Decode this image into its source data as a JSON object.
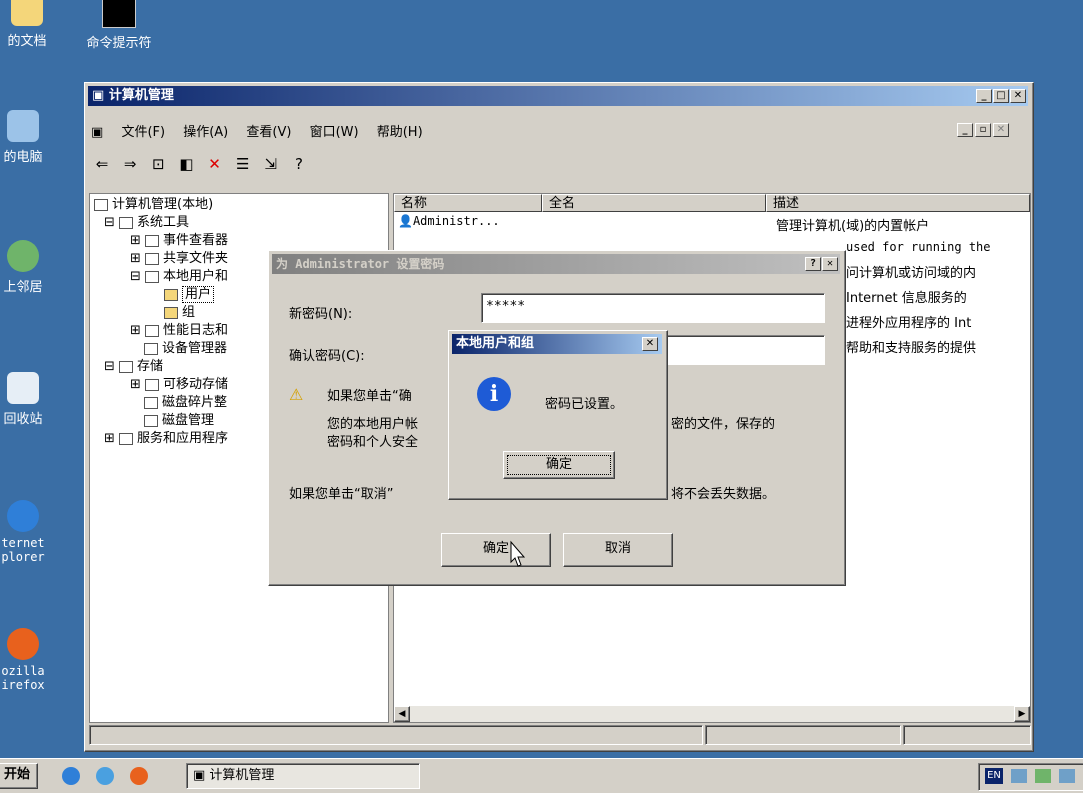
{
  "desktop": {
    "icons": [
      {
        "label": "的文档"
      },
      {
        "label": "命令提示符"
      },
      {
        "label": "的电脑"
      },
      {
        "label": "上邻居"
      },
      {
        "label": "回收站"
      },
      {
        "label": "ternet\nplorer"
      },
      {
        "label": "ozilla\nirefox"
      }
    ]
  },
  "mmc": {
    "title": "计算机管理",
    "menu": [
      "文件(F)",
      "操作(A)",
      "查看(V)",
      "窗口(W)",
      "帮助(H)"
    ],
    "tree": {
      "root": "计算机管理(本地)",
      "items": [
        "系统工具",
        "事件查看器",
        "共享文件夹",
        "本地用户和",
        "用户",
        "组",
        "性能日志和",
        "设备管理器",
        "存储",
        "可移动存储",
        "磁盘碎片整",
        "磁盘管理",
        "服务和应用程序"
      ]
    },
    "list": {
      "columns": [
        "名称",
        "全名",
        "描述"
      ],
      "rows": [
        {
          "name": "Administr...",
          "desc": "管理计算机(域)的内置帐户"
        }
      ],
      "extra_desc": [
        "used for running the",
        "问计算机或访问域的内",
        "Internet 信息服务的",
        "进程外应用程序的 Int",
        "帮助和支持服务的提供"
      ]
    }
  },
  "password_dialog": {
    "title": "为 Administrator 设置密码",
    "new_password_label": "新密码(N):",
    "new_password_value": "*****",
    "confirm_label": "确认密码(C):",
    "warning_line1": "如果您单击“确",
    "warning_line2": "您的本地用户帐",
    "warning_line2_tail": "密的文件，保存的",
    "warning_line3": "密码和个人安全",
    "cancel_line": "如果您单击“取消”",
    "cancel_line_tail": "将不会丢失数据。",
    "ok_button": "确定",
    "cancel_button": "取消"
  },
  "message_box": {
    "title": "本地用户和组",
    "message": "密码已设置。",
    "ok_button": "确定"
  },
  "taskbar": {
    "start": "开始",
    "task": "计算机管理",
    "tray_lang": "EN"
  }
}
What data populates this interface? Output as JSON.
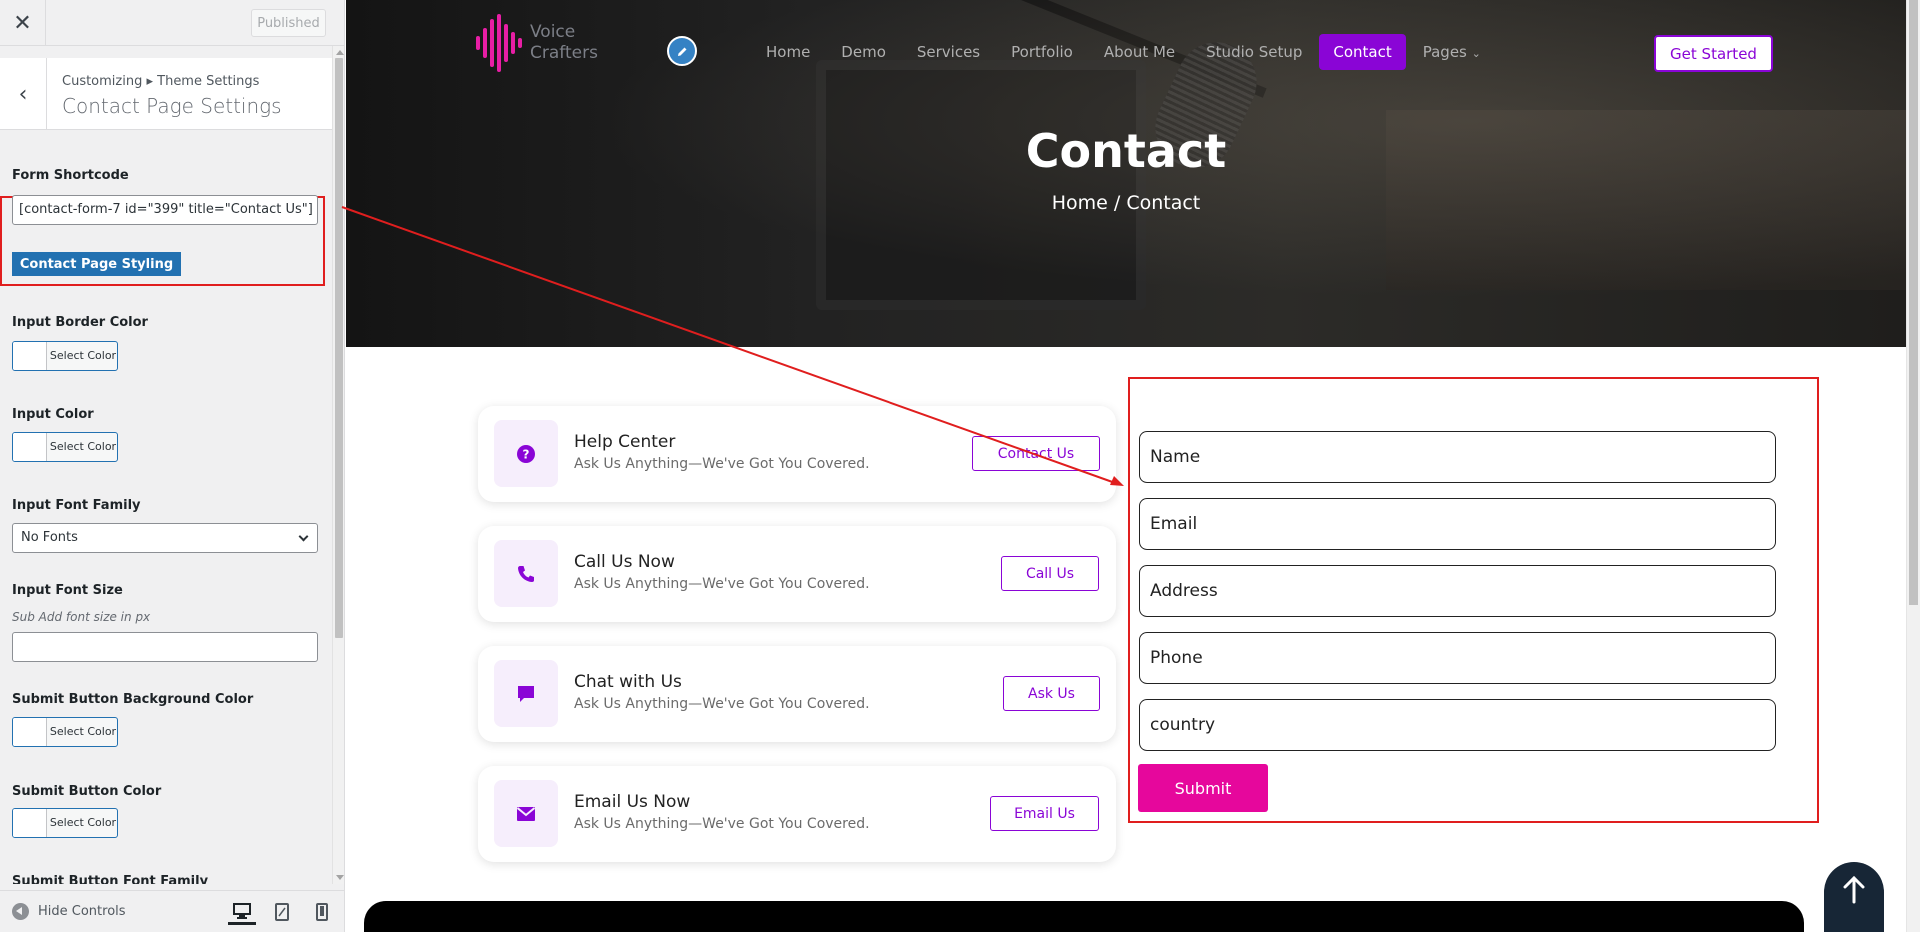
■ ■ ■ ■ ■
TASK INSTRUCTIONS » Output a faithful copy of the data, with each picture left out.

RESULT FOR THIS TASK »
Decode this image into its source data as a JSON object.
{
  "desktop": {
    "icons": [
      {
        "label": "的文档"
      },
      {
        "label": "命令提示符"
      },
      {
        "label": "的电脑"
      },
      {
        "label": "上邻居"
      },
      {
        "label": "回收站"
      },
      {
        "label": "ternet\nplorer"
      },
      {
        "label": "ozilla\nirefox"
      }
    ]
  },
  "mmc": {
    "title": "计算机管理",
    "menu": [
      "文件(F)",
      "操作(A)",
      "查看(V)",
      "窗口(W)",
      "帮助(H)"
    ],
    "tree": {
      "root": "计算机管理(本地)",
      "items": [
        "系统工具",
        "事件查看器",
        "共享文件夹",
        "本地用户和",
        "用户",
        "组",
        "性能日志和",
        "设备管理器",
        "存储",
        "可移动存储",
        "磁盘碎片整",
        "磁盘管理",
        "服务和应用程序"
      ]
    },
    "list": {
      "columns": [
        "名称",
        "全名",
        "描述"
      ],
      "rows": [
        {
          "name": "Administr...",
          "desc": "管理计算机(域)的内置帐户"
        }
      ],
      "extra_desc": [
        "used for running the",
        "问计算机或访问域的内",
        "Internet 信息服务的",
        "进程外应用程序的 Int",
        "帮助和支持服务的提供"
      ]
    }
  },
  "password_dialog": {
    "title": "为 Administrator 设置密码",
    "new_password_label": "新密码(N):",
    "new_password_value": "*****",
    "confirm_label": "确认密码(C):",
    "warning_line1": "如果您单击“确",
    "warning_line2": "您的本地用户帐",
    "warning_line2_tail": "密的文件，保存的",
    "warning_line3": "密码和个人安全",
    "cancel_line": "如果您单击“取消”",
    "cancel_line_tail": "将不会丢失数据。",
    "ok_button": "确定",
    "cancel_button": "取消"
  },
  "message_box": {
    "title": "本地用户和组",
    "message": "密码已设置。",
    "ok_button": "确定"
  },
  "taskbar": {
    "start": "开始",
    "task": "计算机管理",
    "tray_lang": "EN"
  }
}
What data populates this interface? Output as JSON.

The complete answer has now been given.